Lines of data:
▬▬▬
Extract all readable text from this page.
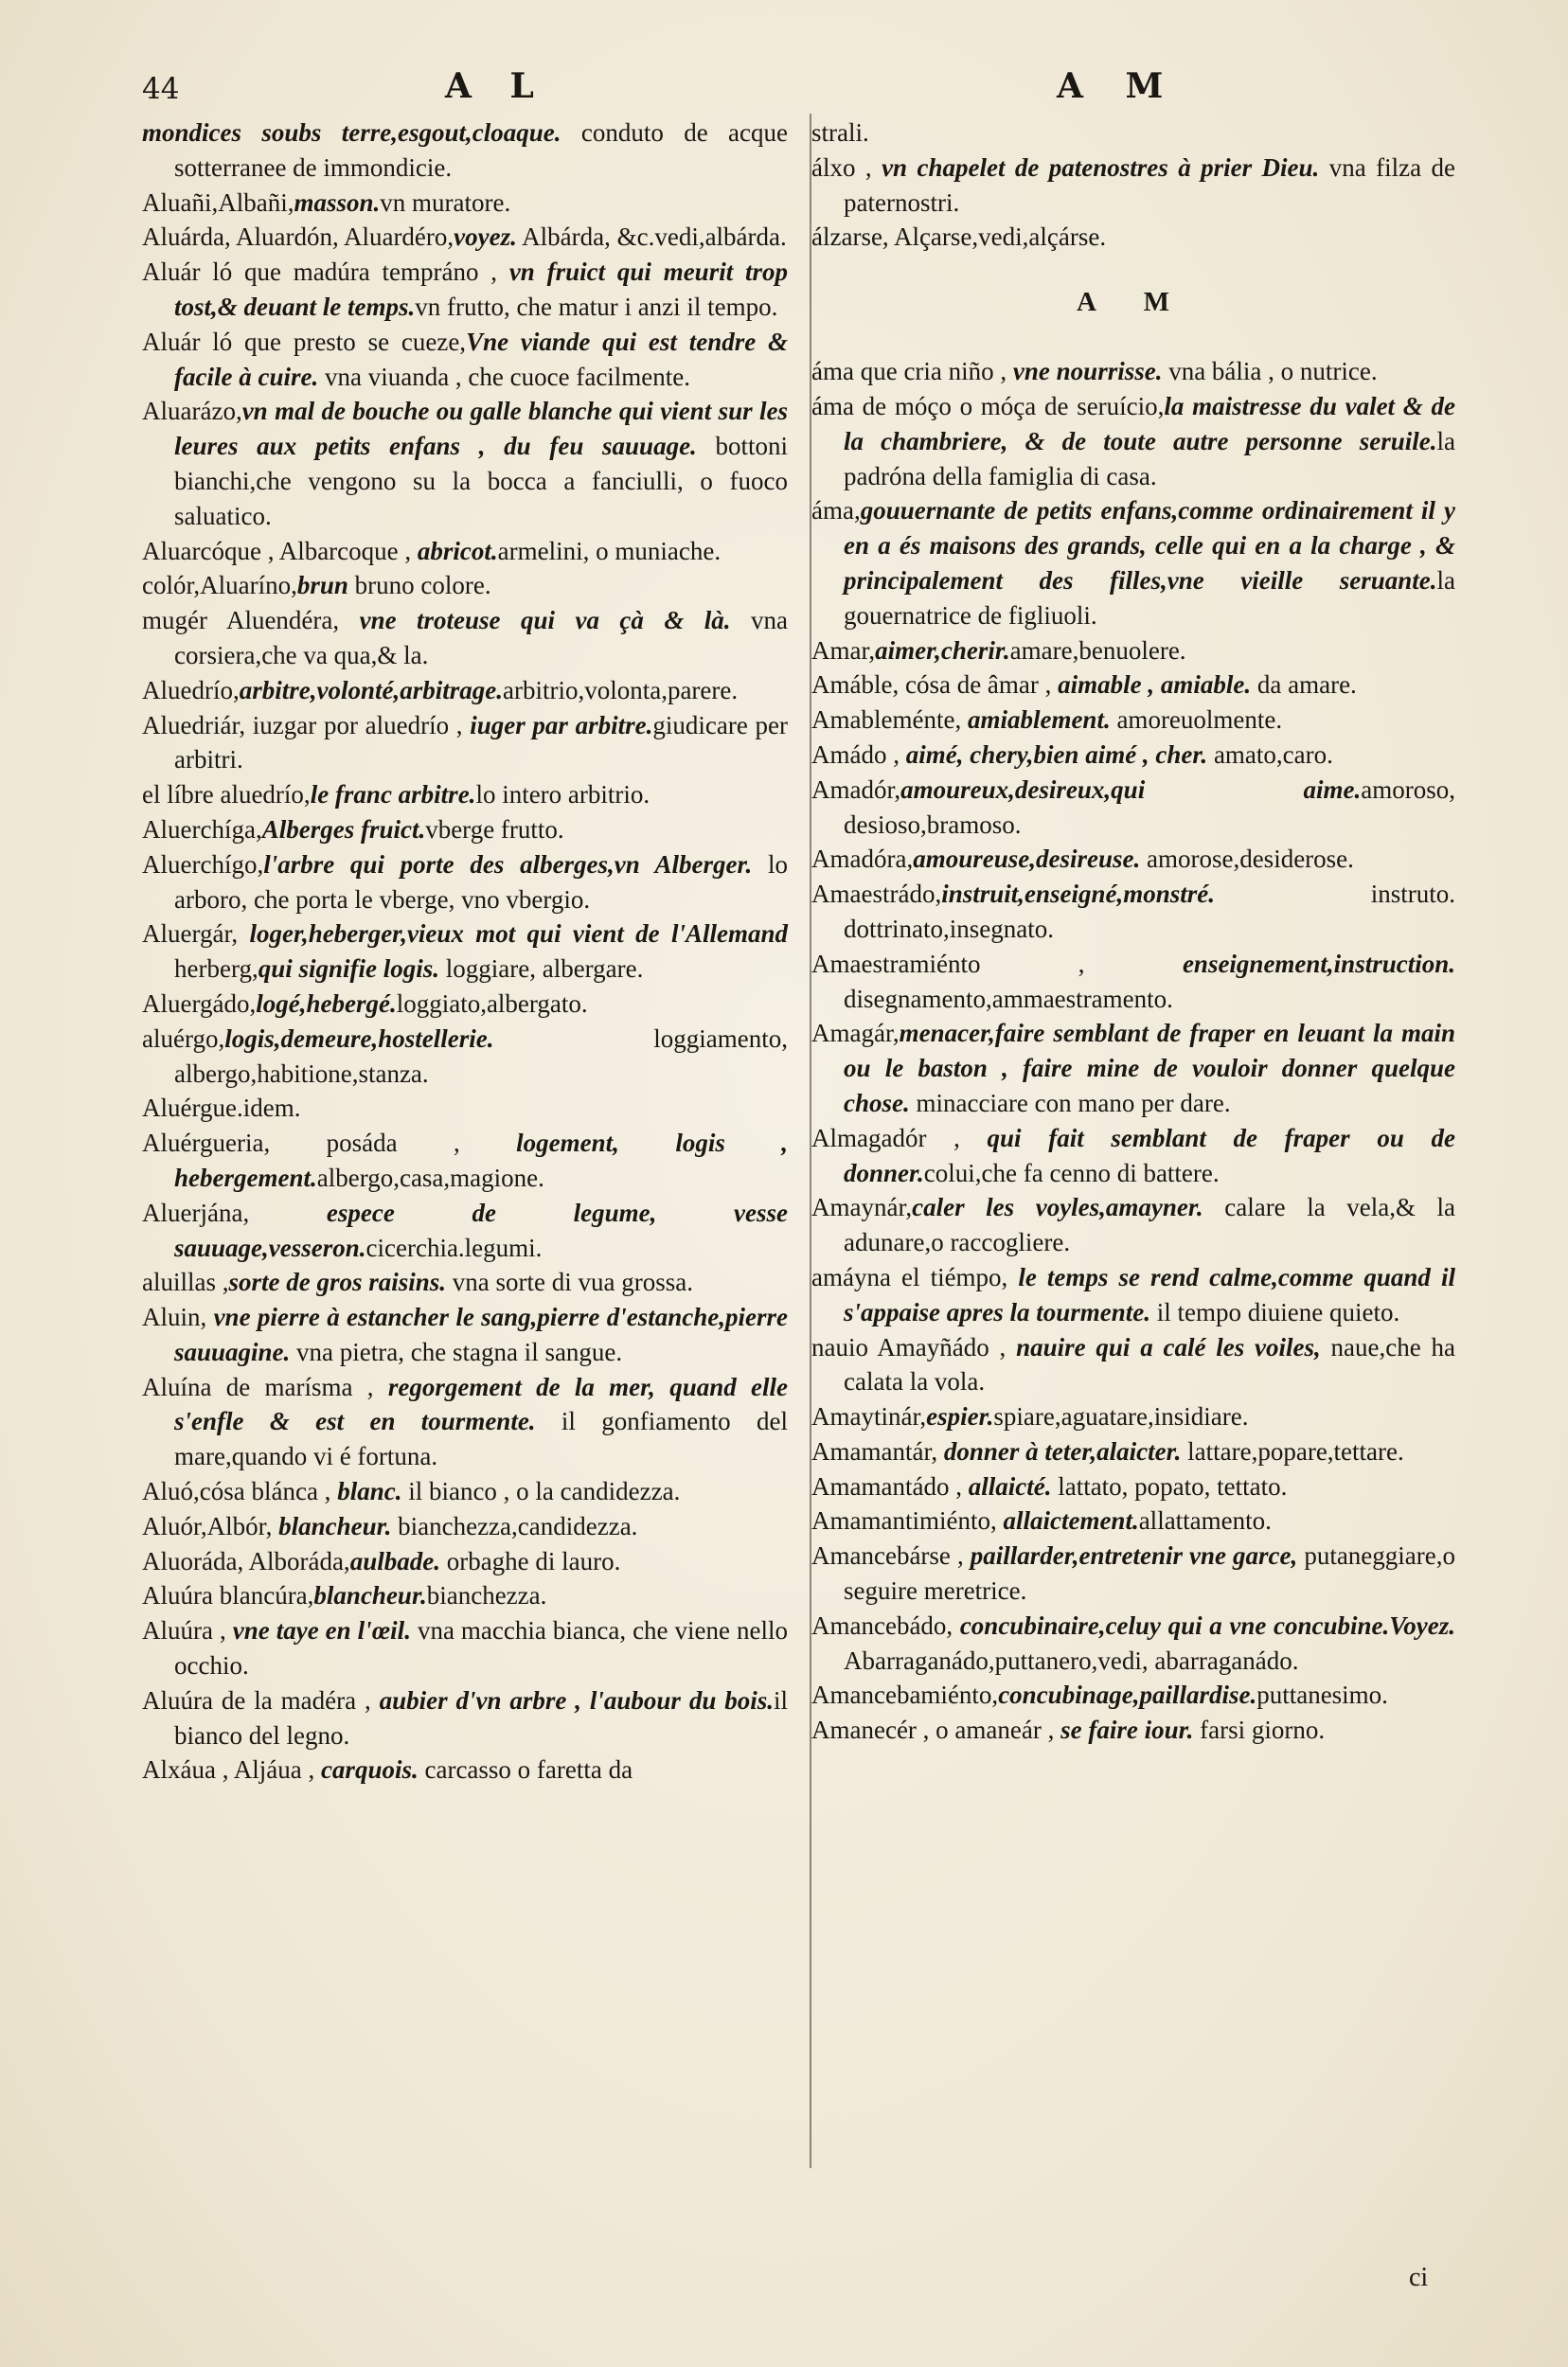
44	A L	A M
mondices soubs terre,esgout,cloaque. conduto de acque sotterranee de immondicie.
Aluañi,Albañi,masson.vn muratore.
Aluárda, Aluardón, Aluardéro,voyez. Albárda, &c.vedi,albárda.
Aluár ló que madúra tempráno , vn fruict qui meurit trop tost,& deuant le temps.vn frutto, che matur i anzi il tempo.
Aluár ló que presto se cueze,Vne viande qui est tendre & facile à cuire. vna viuanda , che cuoce facilmente.
Aluarázo,vn mal de bouche ou galle blanche qui vient sur les leures aux petits enfans , du feu sauuage. bottoni bianchi,che vengono su la bocca a fanciulli, o fuoco saluatico.
Aluarcóque , Albarcoque , abricot.armelini, o muniache.
colór,Aluaríno,brun bruno colore.
mugér Aluendéra, vne troteuse qui va çà & là. vna corsiera,che va qua,& la.
Aluedrío,arbitre,volonté,arbitrage.arbitrio,volonta,parere.
Aluedriár, iuzgar por aluedrío , iuger par arbitre.giudicare per arbitri.
el líbre aluedrío,le franc arbitre.lo intero arbitrio.
Aluerchíga,Alberges fruict.vberge frutto.
Aluerchígo,l'arbre qui porte des alberges,vn Alberger. lo arboro, che porta le vberge, vno vbergio.
Aluergár, loger,heberger,vieux mot qui vient de l'Allemand herberg,qui signifie logis. loggiare, albergare.
Aluergádo,logé,hebergé.loggiato,albergato.
aluérgo,logis,demeure,hostellerie. loggiamento, albergo,habitione,stanza.
Aluérgue.idem.
Aluérgueria, posáda , logement, logis , hebergement.albergo,casa,magione.
Aluerjána, espece de legume, vesse sauuage,vesseron.cicerchia.legumi.
aluillas ,sorte de gros raisins. vna sorte di vua grossa.
Aluin, vne pierre à estancher le sang,pierre d'estanche,pierre sauuagine. vna pietra, che stagna il sangue.
Aluína de marísma , regorgement de la mer, quand elle s'enfle & est en tourmente. il gonfiamento del mare,quando vi é fortuna.
Aluó,cósa blánca , blanc. il bianco , o la candidezza.
Aluór,Albór, blancheur. bianchezza,candidezza.
Aluoráda, Alboráda,aulbade. orbaghe di lauro.
Aluúra blancúra,blancheur.bianchezza.
Aluúra , vne taye en l'œil. vna macchia bianca, che viene nello occhio.
Aluúra de la madéra , aubier d'vn arbre , l'aubour du bois.il bianco del legno.
Alxáua , Aljáua , carquois. carcasso o faretta da
strali.
álxo , vn chapelet de patenostres à prier Dieu. vna filza de paternostri.
álzarse, Alçarse,vedi,alçárse.
A M
áma que cria niño , vne nourrisse. vna bália , o nutrice.
áma de móço o móça de seruício,la maistresse du valet & de la chambriere, & de toute autre personne seruile.la padróna della famiglia di casa.
áma,gouuernante de petits enfans,comme ordinairement il y en a és maisons des grands, celle qui en a la charge , & principalement des filles,vne vieille seruante.la gouernatrice de figliuoli.
Amar,aimer,cherir.amare,benuolere.
Amáble, cósa de âmar , aimable , amiable. da amare.
Amableménte, amiablement. amoreuolmente.
Amádo , aimé, chery,bien aimé , cher. amato,caro.
Amadór,amoureux,desireux,qui aime.amoroso, desioso,bramoso.
Amadóra,amoureuse,desireuse. amorose,desiderose.
Amaestrádo,instruit,enseigné,monstré. instruto. dottrinato,insegnato.
Amaestramiénto , enseignement,instruction. disegnamento,ammaestramento.
Amagár,menacer,faire semblant de fraper en leuant la main ou le baston , faire mine de vouloir donner quelque chose. minacciare con mano per dare.
Almagadór , qui fait semblant de fraper ou de donner.colui,che fa cenno di battere.
Amaynár,caler les voyles,amayner. calare la vela,& la adunare,o raccogliere.
amáyna el tiémpo, le temps se rend calme,comme quand il s'appaise apres la tourmente. il tempo diuiene quieto.
nauio Amayñádo , nauire qui a calé les voiles, naue,che ha calata la vola.
Amaytinár,espier.spiare,aguatare,insidiare.
Amamantár, donner à teter,alaicter. lattare,popare,tettare.
Amamantádo , allaicté. lattato, popato, tettato.
Amamantimiénto, allaictement.allattamento.
Amancebárse , paillarder,entretenir vne garce, putaneggiare,o seguire meretrice.
Amancebádo, concubinaire,celuy qui a vne concubine.Voyez. Abarraganádo,puttanero,vedi, abarraganádo.
Amancebamiénto,concubinage,paillardise.puttanesimo.
Amanecér , o amaneár , se faire iour. farsi giorno.
ci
▬▬▬
WRITTEN TASK:
Make an exact copy of the whole listing, but don't bring over any pictures.

EXERCISE RESPONSE:
Extract all readable text from this page.
44	A L	A M
mondices soubs terre,esgout,cloaque. conduto de acque sotterranee de immondicie.
Aluañi,Albañi,masson.vn muratore.
Aluárda, Aluardón, Aluardéro,voyez. Albárda, &c.vedi,albárda.
Aluár ló que madúra tempráno , vn fruict qui meurit trop tost,& deuant le temps.vn frutto, che matur i anzi il tempo.
Aluár ló que presto se cueze,Vne viande qui est tendre & facile à cuire. vna viuanda , che cuoce facilmente.
Aluarázo,vn mal de bouche ou galle blanche qui vient sur les leures aux petits enfans , du feu sauuage. bottoni bianchi,che vengono su la bocca a fanciulli, o fuoco saluatico.
Aluarcóque , Albarcoque , abricot.armelini, o muniache.
colór,Aluaríno,brun bruno colore.
mugér Aluendéra, vne troteuse qui va çà & là. vna corsiera,che va qua,& la.
Aluedrío,arbitre,volonté,arbitrage.arbitrio,volonta,parere.
Aluedriár, iuzgar por aluedrío , iuger par arbitre.giudicare per arbitri.
el líbre aluedrío,le franc arbitre.lo intero arbitrio.
Aluerchíga,Alberges fruict.vberge frutto.
Aluerchígo,l'arbre qui porte des alberges,vn Alberger. lo arboro, che porta le vberge, vno vbergio.
Aluergár, loger,heberger,vieux mot qui vient de l'Allemand herberg,qui signifie logis. loggiare, albergare.
Aluergádo,logé,hebergé.loggiato,albergato.
aluérgo,logis,demeure,hostellerie. loggiamento, albergo,habitione,stanza.
Aluérgue.idem.
Aluérgueria, posáda , logement, logis , hebergement.albergo,casa,magione.
Aluerjána, espece de legume, vesse sauuage,vesseron.cicerchia.legumi.
aluillas ,sorte de gros raisins. vna sorte di vua grossa.
Aluin, vne pierre à estancher le sang,pierre d'estanche,pierre sauuagine. vna pietra, che stagna il sangue.
Aluína de marísma , regorgement de la mer, quand elle s'enfle & est en tourmente. il gonfiamento del mare,quando vi é fortuna.
Aluó,cósa blánca , blanc. il bianco , o la candidezza.
Aluór,Albór, blancheur. bianchezza,candidezza.
Aluoráda, Alboráda,aulbade. orbaghe di lauro.
Aluúra blancúra,blancheur.bianchezza.
Aluúra , vne taye en l'œil. vna macchia bianca, che viene nello occhio.
Aluúra de la madéra , aubier d'vn arbre , l'aubour du bois.il bianco del legno.
Alxáua , Aljáua , carquois. carcasso o faretta da
strali.
álxo , vn chapelet de patenostres à prier Dieu. vna filza de paternostri.
álzarse, Alçarse,vedi,alçárse.
A M
áma que cria niño , vne nourrisse. vna bália , o nutrice.
áma de móço o móça de seruício,la maistresse du valet & de la chambriere, & de toute autre personne seruile.la padróna della famiglia di casa.
áma,gouuernante de petits enfans,comme ordinairement il y en a és maisons des grands, celle qui en a la charge , & principalement des filles,vne vieille seruante.la gouernatrice de figliuoli.
Amar,aimer,cherir.amare,benuolere.
Amáble, cósa de âmar , aimable , amiable. da amare.
Amableménte, amiablement. amoreuolmente.
Amádo , aimé, chery,bien aimé , cher. amato,caro.
Amadór,amoureux,desireux,qui aime.amoroso, desioso,bramoso.
Amadóra,amoureuse,desireuse. amorose,desiderose.
Amaestrádo,instruit,enseigné,monstré. instruto. dottrinato,insegnato.
Amaestramiénto , enseignement,instruction. disegnamento,ammaestramento.
Amagár,menacer,faire semblant de fraper en leuant la main ou le baston , faire mine de vouloir donner quelque chose. minacciare con mano per dare.
Almagadór , qui fait semblant de fraper ou de donner.colui,che fa cenno di battere.
Amaynár,caler les voyles,amayner. calare la vela,& la adunare,o raccogliere.
amáyna el tiémpo, le temps se rend calme,comme quand il s'appaise apres la tourmente. il tempo diuiene quieto.
nauio Amayñádo , nauire qui a calé les voiles, naue,che ha calata la vola.
Amaytinár,espier.spiare,aguatare,insidiare.
Amamantár, donner à teter,alaicter. lattare,popare,tettare.
Amamantádo , allaicté. lattato, popato, tettato.
Amamantimiénto, allaictement.allattamento.
Amancebárse , paillarder,entretenir vne garce, putaneggiare,o seguire meretrice.
Amancebádo, concubinaire,celuy qui a vne concubine.Voyez. Abarraganádo,puttanero,vedi, abarraganádo.
Amancebamiénto,concubinage,paillardise.puttanesimo.
Amanecér , o amaneár , se faire iour. farsi giorno.
ci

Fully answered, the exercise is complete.